-- WRITTEN TASK --
Word for word, print each line of the listing below; pictures stay out.

-- EXTRACTED INFORMATION --
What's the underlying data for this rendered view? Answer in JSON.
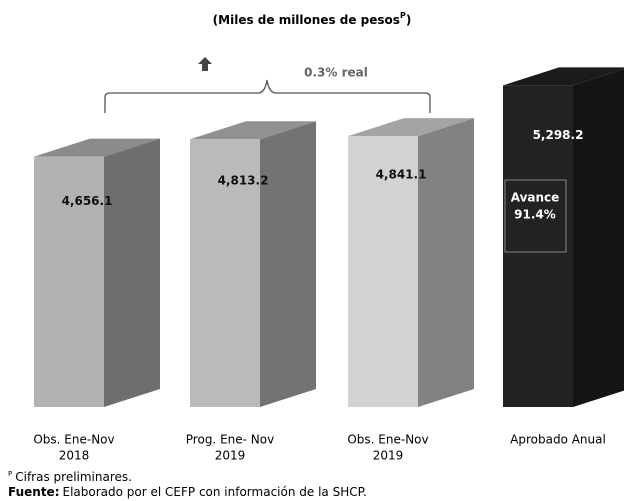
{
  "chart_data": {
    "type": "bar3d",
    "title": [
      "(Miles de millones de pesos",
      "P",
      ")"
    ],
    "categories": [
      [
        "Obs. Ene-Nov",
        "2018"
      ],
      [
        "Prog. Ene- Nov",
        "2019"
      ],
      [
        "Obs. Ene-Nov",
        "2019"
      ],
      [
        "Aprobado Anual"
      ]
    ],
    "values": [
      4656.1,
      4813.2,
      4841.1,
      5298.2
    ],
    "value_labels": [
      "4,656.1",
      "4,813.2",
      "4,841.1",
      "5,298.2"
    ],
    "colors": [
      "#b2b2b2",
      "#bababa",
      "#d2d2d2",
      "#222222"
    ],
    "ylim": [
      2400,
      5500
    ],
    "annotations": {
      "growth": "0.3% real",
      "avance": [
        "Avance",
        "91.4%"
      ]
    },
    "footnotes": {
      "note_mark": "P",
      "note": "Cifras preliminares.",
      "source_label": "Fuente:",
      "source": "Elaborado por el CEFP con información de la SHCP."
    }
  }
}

-- SOLUTION TO THE EXERCISE --
What's the underlying data for this rendered view? Answer in JSON.
{
  "chart_data": {
    "type": "bar3d",
    "title": [
      "(Miles de millones de pesos",
      "P",
      ")"
    ],
    "categories": [
      [
        "Obs. Ene-Nov",
        "2018"
      ],
      [
        "Prog. Ene- Nov",
        "2019"
      ],
      [
        "Obs. Ene-Nov",
        "2019"
      ],
      [
        "Aprobado Anual"
      ]
    ],
    "values": [
      4656.1,
      4813.2,
      4841.1,
      5298.2
    ],
    "value_labels": [
      "4,656.1",
      "4,813.2",
      "4,841.1",
      "5,298.2"
    ],
    "colors": [
      "#b2b2b2",
      "#bababa",
      "#d2d2d2",
      "#222222"
    ],
    "ylim": [
      2400,
      5500
    ],
    "annotations": {
      "growth": "0.3% real",
      "avance": [
        "Avance",
        "91.4%"
      ]
    },
    "footnotes": {
      "note_mark": "P",
      "note": "Cifras preliminares.",
      "source_label": "Fuente:",
      "source": "Elaborado por el CEFP con información de la SHCP."
    }
  }
}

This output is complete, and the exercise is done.